** start Data section **
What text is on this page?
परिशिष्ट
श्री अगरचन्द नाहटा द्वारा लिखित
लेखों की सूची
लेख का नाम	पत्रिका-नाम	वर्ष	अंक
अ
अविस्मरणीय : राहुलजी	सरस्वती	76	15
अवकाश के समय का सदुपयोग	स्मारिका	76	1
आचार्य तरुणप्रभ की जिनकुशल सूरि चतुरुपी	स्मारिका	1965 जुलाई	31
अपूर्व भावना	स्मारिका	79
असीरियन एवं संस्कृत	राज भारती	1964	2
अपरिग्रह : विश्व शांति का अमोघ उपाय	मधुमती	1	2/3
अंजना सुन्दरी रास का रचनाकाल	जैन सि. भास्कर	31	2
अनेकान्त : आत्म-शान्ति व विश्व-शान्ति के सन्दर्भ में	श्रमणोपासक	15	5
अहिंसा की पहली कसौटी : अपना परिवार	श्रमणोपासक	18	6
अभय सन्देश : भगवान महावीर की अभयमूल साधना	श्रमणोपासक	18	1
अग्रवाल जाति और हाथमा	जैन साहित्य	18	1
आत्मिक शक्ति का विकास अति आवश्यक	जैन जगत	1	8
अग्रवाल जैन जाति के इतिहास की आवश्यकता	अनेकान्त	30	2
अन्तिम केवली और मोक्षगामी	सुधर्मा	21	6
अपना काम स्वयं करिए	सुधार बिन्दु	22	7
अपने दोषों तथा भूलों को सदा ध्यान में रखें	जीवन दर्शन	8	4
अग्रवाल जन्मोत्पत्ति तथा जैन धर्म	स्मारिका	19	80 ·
** end Data section **
Exercise task
Print every entry exactly as it appears.

Problem solution
What text is on this page?
परिशिष्ट
श्री अगरचन्द नाहटा द्वारा लिखित
लेखों की सूची
लेख का नाम	पत्रिका-नाम	वर्ष	अंक
अ
अविस्मरणीय : राहुलजी	सरस्वती	76	15
अवकाश के समय का सदुपयोग	स्मारिका	76	1
आचार्य तरुणप्रभ की जिनकुशल सूरि चतुरुपी	स्मारिका	1965 जुलाई	31
अपूर्व भावना	स्मारिका	79
असीरियन एवं संस्कृत	राज भारती	1964	2
अपरिग्रह : विश्व शांति का अमोघ उपाय	मधुमती	1	2/3
अंजना सुन्दरी रास का रचनाकाल	जैन सि. भास्कर	31	2
अनेकान्त : आत्म-शान्ति व विश्व-शान्ति के सन्दर्भ में	श्रमणोपासक	15	5
अहिंसा की पहली कसौटी : अपना परिवार	श्रमणोपासक	18	6
अभय सन्देश : भगवान महावीर की अभयमूल साधना	श्रमणोपासक	18	1
अग्रवाल जाति और हाथमा	जैन साहित्य	18	1
आत्मिक शक्ति का विकास अति आवश्यक	जैन जगत	1	8
अग्रवाल जैन जाति के इतिहास की आवश्यकता	अनेकान्त	30	2
अन्तिम केवली और मोक्षगामी	सुधर्मा	21	6
अपना काम स्वयं करिए	सुधार बिन्दु	22	7
अपने दोषों तथा भूलों को सदा ध्यान में रखें	जीवन दर्शन	8	4
अग्रवाल जन्मोत्पत्ति तथा जैन धर्म	स्मारिका	19	80 ·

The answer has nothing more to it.